======== Source excerpt

OCGA § 14-2-1103(a). We see nothing in this Code section or in the cases cited by Magner that forbids a board from correcting typographical errors or making nonmaterial changes to the merger plans prior to their submission to the shareholders for a vote.
The merger plans, as far as we can deduce from the briefs and the record before us, changed in only two respects: (1) A typographical error was corrected; and, (2) the direction of the mergers was changed so that the Giotto shell corporations would survive. Under the circumstances of this case, we fail to see (nor has Magner explained) how these changes materially affected the substance of the mergers or Magner's rights. Correcting *560 a typographical error in the price per share did not change the fact that the mergers were intended to cash out the fair value of Magner's ownership interest. Reversing the direction of the mergers resulted only in a change of corporate name. The parties to the merger never changed. The Giotto entities were shell corporations with no assets of their own. Allowing the shell corporations to survive may have, at the most, resulted in some potential tax benefit to the corporations. Clearly, however, this change did not materially affect Magner since he was never entitled to participate in the surviving corporations. More importantly, however, Magner received notice of all of these changes prior to the shareholders' meeting. Not only has Magner failed to show any illegality, he has failed to show that he was in any way harmed. See 15 Fletcher Cyc. Corp. § 7159 (rescission of merger generally requires a showing of both irreparable injury and inadequate remedy at law).
2. Magner contends he and the LLC properly perfected dissenters' rights and are, therefore, entitled to a judicial appraisal. We disagree.
OCGA § 14-2-1302(a) provides that a "record shareholder of the corporation is entitled to dissent from, and obtain payment of the fair value of his shares in the event of" certain enumerated events, including the "[c]onsummation of a plan of merger." OCGA § 14-2-1302(a)(1). The procedure for perfecting dissenters' rights is "extremely technical and must be ... followed within the time [limits] provided; otherwise the shareholder risks losing such appraisal right[s]." Kaplan's Nadler Ga. Corporation Law (2001 ed.), § 12-20.
To perfect these rights following the merger, Magner, as the record shareholder, was required to "demand payment and deposit his certificates in accordance with the terms of the [dissenters'] notice" he was sent. OCGA § 14-2-1323(a). See also OCGA § 14-2-1301(4) (a dissenter is a shareholder who exercises his rights in accordance with OCGA §§ 14-2-1320 through XX-X-XXXX). If Magner failed to do as instructed in the dissenters' notice, the Code states he "is not entitled to payment for his shares under [the dissenters' rights] article." OCGA § 14-2-1323(c).
Magner did not tender his stock certificates and demand payment as required by the Code. Instead, he cancelled his certificates and had new certificates issued to another legal entity. By this act, Magner placed his certificates beyond his power to tender to the corporation. See Graves v. Pittsburgh Consolidation Coal Co., 355 Pa. 224, 225, 49 A.2d 344 (1946). Consequently, Magner gave up his right to dissent, a right which attached to the possession of those particular stock certificates. Id. at 225, 49 A.2d 344.

================
======== Dataset rows

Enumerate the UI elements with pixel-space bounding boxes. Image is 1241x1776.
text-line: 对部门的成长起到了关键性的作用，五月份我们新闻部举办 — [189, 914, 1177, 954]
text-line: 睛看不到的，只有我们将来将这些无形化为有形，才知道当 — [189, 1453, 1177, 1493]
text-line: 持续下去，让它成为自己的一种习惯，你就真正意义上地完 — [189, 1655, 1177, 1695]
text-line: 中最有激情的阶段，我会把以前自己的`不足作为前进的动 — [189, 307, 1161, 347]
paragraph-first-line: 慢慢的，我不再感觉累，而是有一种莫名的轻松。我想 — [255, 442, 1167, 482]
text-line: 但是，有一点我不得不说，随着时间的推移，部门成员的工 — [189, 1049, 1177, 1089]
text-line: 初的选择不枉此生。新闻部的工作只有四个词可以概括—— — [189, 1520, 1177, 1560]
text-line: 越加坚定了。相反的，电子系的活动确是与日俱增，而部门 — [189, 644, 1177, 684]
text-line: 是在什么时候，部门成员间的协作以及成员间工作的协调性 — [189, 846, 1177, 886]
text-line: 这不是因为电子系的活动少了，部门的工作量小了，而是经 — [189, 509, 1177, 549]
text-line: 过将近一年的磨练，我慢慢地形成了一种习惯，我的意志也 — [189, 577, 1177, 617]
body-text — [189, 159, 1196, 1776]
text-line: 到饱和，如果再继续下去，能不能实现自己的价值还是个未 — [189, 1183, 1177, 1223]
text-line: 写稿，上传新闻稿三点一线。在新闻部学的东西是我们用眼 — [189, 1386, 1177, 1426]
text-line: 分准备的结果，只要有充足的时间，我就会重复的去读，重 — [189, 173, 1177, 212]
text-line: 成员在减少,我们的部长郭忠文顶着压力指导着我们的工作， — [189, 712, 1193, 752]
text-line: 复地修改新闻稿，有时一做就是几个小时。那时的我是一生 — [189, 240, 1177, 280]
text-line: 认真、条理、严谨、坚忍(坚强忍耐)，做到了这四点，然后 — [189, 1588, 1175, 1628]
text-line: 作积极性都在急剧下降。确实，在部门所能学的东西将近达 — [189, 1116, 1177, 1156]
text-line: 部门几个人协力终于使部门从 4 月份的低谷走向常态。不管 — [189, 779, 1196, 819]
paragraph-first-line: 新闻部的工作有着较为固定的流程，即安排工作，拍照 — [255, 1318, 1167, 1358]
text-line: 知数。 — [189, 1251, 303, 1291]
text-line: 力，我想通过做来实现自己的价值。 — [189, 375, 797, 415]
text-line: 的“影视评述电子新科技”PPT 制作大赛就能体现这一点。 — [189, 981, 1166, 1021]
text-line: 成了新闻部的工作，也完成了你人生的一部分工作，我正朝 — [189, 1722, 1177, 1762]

================

— Work to do —
Answer these from the merger opinion excerpt:
(a) In what two respects did the merger plans change?
(b) Under OCGA § 14-2-1323(a), what was Magner, as the record shareholder, required to do to perfect his rights after the merger?
(c) What did Magner do with his stock certificates instead?
Rely only on the merger opinion excerpt for your answers.

— Expected answer —
(a) A typographical error was corrected, and the direction of the mergers was changed so that the Giotto shell corporations would survive.
(b) He was required to demand payment and deposit his certificates in accordance with the terms of the dissenters' notice he was sent.
(c) He cancelled his certificates and had new certificates issued to another legal entity.